§ **GOAL**: Your task is to copy each line that has the word "Việt".

:: INFORMATION GIVEN ::

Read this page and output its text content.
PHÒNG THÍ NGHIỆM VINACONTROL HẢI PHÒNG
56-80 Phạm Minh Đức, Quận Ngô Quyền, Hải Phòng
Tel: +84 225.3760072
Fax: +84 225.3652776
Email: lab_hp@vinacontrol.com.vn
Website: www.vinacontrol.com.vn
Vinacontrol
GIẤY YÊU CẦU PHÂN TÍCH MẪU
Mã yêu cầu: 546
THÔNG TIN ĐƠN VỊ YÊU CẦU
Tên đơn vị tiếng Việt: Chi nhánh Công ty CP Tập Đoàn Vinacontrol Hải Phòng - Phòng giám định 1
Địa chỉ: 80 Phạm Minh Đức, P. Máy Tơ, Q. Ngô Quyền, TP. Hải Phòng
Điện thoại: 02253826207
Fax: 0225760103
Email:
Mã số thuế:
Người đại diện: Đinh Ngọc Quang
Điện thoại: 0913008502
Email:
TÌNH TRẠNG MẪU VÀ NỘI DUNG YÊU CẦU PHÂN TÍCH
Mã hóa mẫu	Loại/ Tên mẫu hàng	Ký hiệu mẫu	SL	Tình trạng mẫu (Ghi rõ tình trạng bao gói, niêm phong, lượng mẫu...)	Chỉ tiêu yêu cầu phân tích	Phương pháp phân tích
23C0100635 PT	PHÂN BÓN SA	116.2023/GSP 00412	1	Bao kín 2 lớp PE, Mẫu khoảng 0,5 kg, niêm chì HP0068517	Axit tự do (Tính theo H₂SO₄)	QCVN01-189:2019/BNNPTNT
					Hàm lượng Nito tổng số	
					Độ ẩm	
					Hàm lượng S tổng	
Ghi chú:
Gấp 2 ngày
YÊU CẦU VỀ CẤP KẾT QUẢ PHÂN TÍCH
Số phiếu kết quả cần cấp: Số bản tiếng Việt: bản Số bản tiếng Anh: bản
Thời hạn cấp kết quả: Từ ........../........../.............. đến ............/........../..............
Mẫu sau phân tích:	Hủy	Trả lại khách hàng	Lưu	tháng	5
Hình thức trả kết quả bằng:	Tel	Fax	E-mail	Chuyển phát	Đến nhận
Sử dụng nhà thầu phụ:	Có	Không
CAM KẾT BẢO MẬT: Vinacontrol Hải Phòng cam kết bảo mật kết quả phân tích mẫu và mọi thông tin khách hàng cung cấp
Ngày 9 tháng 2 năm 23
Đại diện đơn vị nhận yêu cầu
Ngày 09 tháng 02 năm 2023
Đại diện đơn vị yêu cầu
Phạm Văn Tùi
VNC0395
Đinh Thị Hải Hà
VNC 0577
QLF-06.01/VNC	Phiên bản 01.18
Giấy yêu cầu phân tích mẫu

:::

§ **FINAL RESULT**:
Tên đơn vị tiếng Việt: Chi nhánh Công ty CP Tập Đoàn Vinacontrol Hải Phòng - Phòng giám định 1
Số phiếu kết quả cần cấp: Số bản tiếng Việt: bản Số bản tiếng Anh: bản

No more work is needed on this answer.